**Objective**
Each record must be retyped in full. No character may differ.

**Input**

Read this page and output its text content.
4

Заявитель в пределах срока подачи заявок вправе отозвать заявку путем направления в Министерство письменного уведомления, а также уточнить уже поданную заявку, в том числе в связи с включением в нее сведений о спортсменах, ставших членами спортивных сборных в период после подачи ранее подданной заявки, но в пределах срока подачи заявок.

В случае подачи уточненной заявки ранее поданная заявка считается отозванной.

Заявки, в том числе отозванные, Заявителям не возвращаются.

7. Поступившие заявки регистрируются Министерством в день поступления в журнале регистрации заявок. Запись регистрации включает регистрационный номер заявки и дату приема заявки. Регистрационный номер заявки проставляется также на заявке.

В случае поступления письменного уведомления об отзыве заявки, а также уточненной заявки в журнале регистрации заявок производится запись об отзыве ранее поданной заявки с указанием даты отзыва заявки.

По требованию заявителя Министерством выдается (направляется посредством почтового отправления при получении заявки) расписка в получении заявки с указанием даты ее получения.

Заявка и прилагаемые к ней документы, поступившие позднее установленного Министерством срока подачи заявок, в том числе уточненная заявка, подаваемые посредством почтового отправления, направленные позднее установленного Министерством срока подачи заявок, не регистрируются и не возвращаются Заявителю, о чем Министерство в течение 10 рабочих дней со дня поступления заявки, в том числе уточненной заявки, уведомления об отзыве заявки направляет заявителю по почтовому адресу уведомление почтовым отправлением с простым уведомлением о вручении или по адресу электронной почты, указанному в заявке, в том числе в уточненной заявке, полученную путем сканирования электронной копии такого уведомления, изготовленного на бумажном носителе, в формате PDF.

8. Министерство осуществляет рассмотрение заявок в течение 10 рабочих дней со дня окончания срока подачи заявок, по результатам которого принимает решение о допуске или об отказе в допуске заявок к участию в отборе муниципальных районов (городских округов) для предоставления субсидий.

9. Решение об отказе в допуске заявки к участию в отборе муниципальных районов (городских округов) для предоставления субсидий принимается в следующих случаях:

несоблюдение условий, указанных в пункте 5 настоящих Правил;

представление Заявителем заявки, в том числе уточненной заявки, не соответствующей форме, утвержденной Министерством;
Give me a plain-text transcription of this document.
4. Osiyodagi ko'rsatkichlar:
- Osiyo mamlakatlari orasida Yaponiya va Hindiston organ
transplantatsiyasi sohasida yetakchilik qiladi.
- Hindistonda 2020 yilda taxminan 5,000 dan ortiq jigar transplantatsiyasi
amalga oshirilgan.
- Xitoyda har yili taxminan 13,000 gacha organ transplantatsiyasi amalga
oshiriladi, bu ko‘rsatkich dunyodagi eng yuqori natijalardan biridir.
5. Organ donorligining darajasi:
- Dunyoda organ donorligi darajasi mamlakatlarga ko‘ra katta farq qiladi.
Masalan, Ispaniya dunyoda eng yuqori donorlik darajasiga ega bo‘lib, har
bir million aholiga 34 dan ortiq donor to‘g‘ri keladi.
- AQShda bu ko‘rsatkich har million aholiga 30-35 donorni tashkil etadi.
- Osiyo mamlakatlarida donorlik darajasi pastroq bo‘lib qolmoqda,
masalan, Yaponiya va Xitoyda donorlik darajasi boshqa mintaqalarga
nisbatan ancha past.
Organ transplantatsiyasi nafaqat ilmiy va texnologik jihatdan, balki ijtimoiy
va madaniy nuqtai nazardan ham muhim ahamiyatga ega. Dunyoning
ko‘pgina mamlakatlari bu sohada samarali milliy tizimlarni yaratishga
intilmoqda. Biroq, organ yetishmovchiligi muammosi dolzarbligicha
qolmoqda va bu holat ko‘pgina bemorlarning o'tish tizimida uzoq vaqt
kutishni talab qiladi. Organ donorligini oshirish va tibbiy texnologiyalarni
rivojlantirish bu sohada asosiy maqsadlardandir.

**Output for this task**
Read this page and output its text content.
4

Заявитель в пределах срока подачи заявок вправе отозвать заявку путем направления в Министерство письменного уведомления, а также уточнить уже поданную заявку, в том числе в связи с включением в нее сведений о спортсменах, ставших членами спортивных сборных в период после подачи ранее подданной заявки, но в пределах срока подачи заявок.

В случае подачи уточненной заявки ранее поданная заявка считается отозванной.

Заявки, в том числе отозванные, Заявителям не возвращаются.

7. Поступившие заявки регистрируются Министерством в день поступления в журнале регистрации заявок. Запись регистрации включает регистрационный номер заявки и дату приема заявки. Регистрационный номер заявки проставляется также на заявке.

В случае поступления письменного уведомления об отзыве заявки, а также уточненной заявки в журнале регистрации заявок производится запись об отзыве ранее поданной заявки с указанием даты отзыва заявки.

По требованию заявителя Министерством выдается (направляется посредством почтового отправления при получении заявки) расписка в получении заявки с указанием даты ее получения.

Заявка и прилагаемые к ней документы, поступившие позднее установленного Министерством срока подачи заявок, в том числе уточненная заявка, подаваемые посредством почтового отправления, направленные позднее установленного Министерством срока подачи заявок, не регистрируются и не возвращаются Заявителю, о чем Министерство в течение 10 рабочих дней со дня поступления заявки, в том числе уточненной заявки, уведомления об отзыве заявки направляет заявителю по почтовому адресу уведомление почтовым отправлением с простым уведомлением о вручении или по адресу электронной почты, указанному в заявке, в том числе в уточненной заявке, полученную путем сканирования электронной копии такого уведомления, изготовленного на бумажном носителе, в формате PDF.

8. Министерство осуществляет рассмотрение заявок в течение 10 рабочих дней со дня окончания срока подачи заявок, по результатам которого принимает решение о допуске или об отказе в допуске заявок к участию в отборе муниципальных районов (городских округов) для предоставления субсидий.

9. Решение об отказе в допуске заявки к участию в отборе муниципальных районов (городских округов) для предоставления субсидий принимается в следующих случаях:

несоблюдение условий, указанных в пункте 5 настоящих Правил;

представление Заявителем заявки, в том числе уточненной заявки, не соответствующей форме, утвержденной Министерством;
Give me a plain-text transcription of this document.
4. Osiyodagi ko'rsatkichlar:
- Osiyo mamlakatlari orasida Yaponiya va Hindiston organ
transplantatsiyasi sohasida yetakchilik qiladi.
- Hindistonda 2020 yilda taxminan 5,000 dan ortiq jigar transplantatsiyasi
amalga oshirilgan.
- Xitoyda har yili taxminan 13,000 gacha organ transplantatsiyasi amalga
oshiriladi, bu ko‘rsatkich dunyodagi eng yuqori natijalardan biridir.
5. Organ donorligining darajasi:
- Dunyoda organ donorligi darajasi mamlakatlarga ko‘ra katta farq qiladi.
Masalan, Ispaniya dunyoda eng yuqori donorlik darajasiga ega bo‘lib, har
bir million aholiga 34 dan ortiq donor to‘g‘ri keladi.
- AQShda bu ko‘rsatkich har million aholiga 30-35 donorni tashkil etadi.
- Osiyo mamlakatlarida donorlik darajasi pastroq bo‘lib qolmoqda,
masalan, Yaponiya va Xitoyda donorlik darajasi boshqa mintaqalarga
nisbatan ancha past.
Organ transplantatsiyasi nafaqat ilmiy va texnologik jihatdan, balki ijtimoiy
va madaniy nuqtai nazardan ham muhim ahamiyatga ega. Dunyoning
ko‘pgina mamlakatlari bu sohada samarali milliy tizimlarni yaratishga
intilmoqda. Biroq, organ yetishmovchiligi muammosi dolzarbligicha
qolmoqda va bu holat ko‘pgina bemorlarning o'tish tizimida uzoq vaqt
kutishni talab qiladi. Organ donorligini oshirish va tibbiy texnologiyalarni
rivojlantirish bu sohada asosiy maqsadlardandir.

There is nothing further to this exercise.